* **TASK OBJECTIVE**:
Each line of the data that includes the string "selected" is to be copied out.

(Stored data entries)
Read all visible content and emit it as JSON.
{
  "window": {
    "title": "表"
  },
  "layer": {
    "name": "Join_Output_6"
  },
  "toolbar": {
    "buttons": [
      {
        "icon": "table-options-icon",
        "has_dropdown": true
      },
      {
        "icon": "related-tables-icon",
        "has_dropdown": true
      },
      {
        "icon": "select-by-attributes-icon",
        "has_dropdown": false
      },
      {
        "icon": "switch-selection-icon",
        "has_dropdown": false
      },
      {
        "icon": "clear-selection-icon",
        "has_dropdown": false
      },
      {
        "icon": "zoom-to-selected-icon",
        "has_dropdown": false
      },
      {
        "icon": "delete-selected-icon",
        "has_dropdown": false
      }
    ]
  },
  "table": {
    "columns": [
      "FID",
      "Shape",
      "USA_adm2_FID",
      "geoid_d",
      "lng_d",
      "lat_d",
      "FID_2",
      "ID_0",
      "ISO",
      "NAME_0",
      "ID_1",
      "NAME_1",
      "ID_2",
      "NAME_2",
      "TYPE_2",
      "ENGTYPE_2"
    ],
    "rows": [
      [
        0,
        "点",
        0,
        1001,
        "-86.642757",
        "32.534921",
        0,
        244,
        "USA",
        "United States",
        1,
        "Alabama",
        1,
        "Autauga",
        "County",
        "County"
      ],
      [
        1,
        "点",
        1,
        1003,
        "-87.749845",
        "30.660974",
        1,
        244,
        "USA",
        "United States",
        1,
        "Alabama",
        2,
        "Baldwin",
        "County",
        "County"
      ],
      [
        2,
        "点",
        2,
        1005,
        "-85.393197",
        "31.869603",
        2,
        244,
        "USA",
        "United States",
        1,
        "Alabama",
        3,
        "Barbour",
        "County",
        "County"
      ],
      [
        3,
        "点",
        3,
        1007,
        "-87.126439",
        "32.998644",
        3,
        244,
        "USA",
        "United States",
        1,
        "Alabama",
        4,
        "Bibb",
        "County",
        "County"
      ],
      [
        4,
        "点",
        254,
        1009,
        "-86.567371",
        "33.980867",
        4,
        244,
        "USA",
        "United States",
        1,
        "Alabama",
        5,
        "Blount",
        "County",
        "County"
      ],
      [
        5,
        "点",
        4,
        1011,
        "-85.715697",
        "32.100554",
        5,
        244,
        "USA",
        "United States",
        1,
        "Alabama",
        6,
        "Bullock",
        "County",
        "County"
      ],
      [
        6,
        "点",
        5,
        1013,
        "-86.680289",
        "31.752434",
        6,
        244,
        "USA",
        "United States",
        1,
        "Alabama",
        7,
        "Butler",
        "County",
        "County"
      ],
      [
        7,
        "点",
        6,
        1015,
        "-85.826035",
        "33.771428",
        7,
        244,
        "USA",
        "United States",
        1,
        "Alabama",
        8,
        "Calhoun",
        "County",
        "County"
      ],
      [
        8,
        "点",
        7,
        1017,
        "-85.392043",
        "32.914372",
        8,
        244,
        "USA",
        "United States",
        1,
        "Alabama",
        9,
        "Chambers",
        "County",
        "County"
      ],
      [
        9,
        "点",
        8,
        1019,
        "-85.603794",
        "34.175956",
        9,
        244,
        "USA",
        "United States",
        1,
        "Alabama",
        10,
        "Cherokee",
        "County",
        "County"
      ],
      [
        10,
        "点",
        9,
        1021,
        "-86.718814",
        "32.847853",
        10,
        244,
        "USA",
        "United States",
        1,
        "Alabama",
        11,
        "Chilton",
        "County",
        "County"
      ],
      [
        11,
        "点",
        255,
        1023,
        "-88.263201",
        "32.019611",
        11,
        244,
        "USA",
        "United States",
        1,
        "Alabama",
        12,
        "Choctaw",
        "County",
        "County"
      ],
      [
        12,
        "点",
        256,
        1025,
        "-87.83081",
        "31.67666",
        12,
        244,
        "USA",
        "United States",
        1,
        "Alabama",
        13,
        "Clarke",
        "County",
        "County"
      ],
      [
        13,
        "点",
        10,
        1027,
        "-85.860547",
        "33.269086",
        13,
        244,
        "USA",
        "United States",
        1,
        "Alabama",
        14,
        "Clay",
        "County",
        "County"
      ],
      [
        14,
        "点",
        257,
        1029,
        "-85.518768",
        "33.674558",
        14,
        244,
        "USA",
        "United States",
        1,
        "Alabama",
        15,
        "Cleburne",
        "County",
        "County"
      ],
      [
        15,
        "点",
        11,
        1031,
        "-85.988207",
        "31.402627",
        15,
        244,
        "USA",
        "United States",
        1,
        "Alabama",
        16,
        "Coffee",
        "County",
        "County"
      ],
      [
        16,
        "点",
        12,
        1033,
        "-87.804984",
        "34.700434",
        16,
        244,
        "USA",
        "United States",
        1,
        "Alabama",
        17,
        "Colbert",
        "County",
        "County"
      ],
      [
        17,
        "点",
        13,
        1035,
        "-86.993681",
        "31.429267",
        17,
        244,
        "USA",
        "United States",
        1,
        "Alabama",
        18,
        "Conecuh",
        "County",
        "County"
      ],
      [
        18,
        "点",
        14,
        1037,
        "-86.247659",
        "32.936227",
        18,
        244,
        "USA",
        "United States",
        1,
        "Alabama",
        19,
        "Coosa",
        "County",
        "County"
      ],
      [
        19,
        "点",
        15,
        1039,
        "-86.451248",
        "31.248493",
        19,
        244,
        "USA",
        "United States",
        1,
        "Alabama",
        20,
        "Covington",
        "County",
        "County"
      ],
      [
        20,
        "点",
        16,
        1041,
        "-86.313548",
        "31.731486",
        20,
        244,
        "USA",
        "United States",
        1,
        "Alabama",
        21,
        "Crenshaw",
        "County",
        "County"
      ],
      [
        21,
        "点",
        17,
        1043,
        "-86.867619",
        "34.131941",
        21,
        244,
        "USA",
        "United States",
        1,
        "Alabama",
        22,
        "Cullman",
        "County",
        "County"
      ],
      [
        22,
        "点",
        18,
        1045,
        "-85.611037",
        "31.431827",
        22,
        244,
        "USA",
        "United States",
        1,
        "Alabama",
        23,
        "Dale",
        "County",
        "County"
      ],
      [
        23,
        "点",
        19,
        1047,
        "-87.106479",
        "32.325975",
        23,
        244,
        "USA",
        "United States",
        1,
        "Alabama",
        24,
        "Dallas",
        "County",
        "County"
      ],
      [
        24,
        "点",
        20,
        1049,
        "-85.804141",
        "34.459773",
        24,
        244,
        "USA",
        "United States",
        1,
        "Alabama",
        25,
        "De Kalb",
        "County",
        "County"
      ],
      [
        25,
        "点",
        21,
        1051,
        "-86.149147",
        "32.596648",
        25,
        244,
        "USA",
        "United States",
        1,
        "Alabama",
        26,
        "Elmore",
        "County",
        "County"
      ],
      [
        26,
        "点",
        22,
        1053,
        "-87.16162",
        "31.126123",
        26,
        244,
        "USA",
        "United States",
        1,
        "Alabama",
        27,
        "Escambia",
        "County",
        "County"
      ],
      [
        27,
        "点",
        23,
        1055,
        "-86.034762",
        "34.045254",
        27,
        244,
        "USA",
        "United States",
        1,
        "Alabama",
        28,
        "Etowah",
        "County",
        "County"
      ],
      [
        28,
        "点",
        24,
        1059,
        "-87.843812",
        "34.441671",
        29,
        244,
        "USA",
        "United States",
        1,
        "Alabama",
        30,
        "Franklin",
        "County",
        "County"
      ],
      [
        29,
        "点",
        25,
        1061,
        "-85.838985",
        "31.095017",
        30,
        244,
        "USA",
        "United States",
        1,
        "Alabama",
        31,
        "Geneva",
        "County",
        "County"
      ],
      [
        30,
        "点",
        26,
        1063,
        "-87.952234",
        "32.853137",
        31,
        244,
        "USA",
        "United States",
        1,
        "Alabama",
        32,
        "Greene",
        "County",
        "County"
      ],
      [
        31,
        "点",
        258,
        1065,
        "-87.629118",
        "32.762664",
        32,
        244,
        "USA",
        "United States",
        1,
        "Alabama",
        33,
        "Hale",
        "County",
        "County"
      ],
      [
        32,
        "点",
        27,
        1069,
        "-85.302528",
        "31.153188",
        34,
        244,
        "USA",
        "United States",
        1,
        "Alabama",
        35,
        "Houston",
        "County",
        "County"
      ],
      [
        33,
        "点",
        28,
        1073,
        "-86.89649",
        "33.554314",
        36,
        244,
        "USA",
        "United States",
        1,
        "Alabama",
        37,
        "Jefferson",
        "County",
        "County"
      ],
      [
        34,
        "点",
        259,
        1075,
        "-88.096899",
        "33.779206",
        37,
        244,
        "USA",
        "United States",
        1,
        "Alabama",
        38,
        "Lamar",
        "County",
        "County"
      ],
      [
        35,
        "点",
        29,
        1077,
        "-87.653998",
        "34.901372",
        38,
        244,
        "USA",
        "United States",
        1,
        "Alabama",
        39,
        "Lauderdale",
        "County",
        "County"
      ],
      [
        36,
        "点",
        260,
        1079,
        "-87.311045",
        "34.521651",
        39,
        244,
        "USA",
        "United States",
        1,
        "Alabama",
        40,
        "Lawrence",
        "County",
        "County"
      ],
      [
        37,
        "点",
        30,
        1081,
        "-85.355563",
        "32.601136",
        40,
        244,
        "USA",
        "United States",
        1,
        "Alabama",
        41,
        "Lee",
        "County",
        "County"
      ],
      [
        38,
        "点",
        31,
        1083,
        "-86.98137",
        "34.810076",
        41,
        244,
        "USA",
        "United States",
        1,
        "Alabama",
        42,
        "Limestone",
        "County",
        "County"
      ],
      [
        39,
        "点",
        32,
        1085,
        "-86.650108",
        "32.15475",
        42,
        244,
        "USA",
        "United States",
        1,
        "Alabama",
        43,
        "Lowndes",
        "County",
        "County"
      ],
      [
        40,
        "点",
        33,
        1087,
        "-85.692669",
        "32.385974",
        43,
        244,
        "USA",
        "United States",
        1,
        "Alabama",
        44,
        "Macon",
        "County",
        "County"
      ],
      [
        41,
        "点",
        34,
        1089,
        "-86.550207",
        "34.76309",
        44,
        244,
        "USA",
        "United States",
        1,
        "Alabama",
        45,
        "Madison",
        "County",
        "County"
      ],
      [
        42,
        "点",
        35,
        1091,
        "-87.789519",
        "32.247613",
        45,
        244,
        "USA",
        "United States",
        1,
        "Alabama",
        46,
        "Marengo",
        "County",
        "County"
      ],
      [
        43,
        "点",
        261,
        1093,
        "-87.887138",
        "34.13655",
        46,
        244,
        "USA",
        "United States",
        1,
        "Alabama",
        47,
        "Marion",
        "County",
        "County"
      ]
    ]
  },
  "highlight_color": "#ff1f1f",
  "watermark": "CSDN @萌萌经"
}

* **CORRECT RESULT**:
        "icon": "zoom-to-selected-icon",
        "icon": "delete-selected-icon",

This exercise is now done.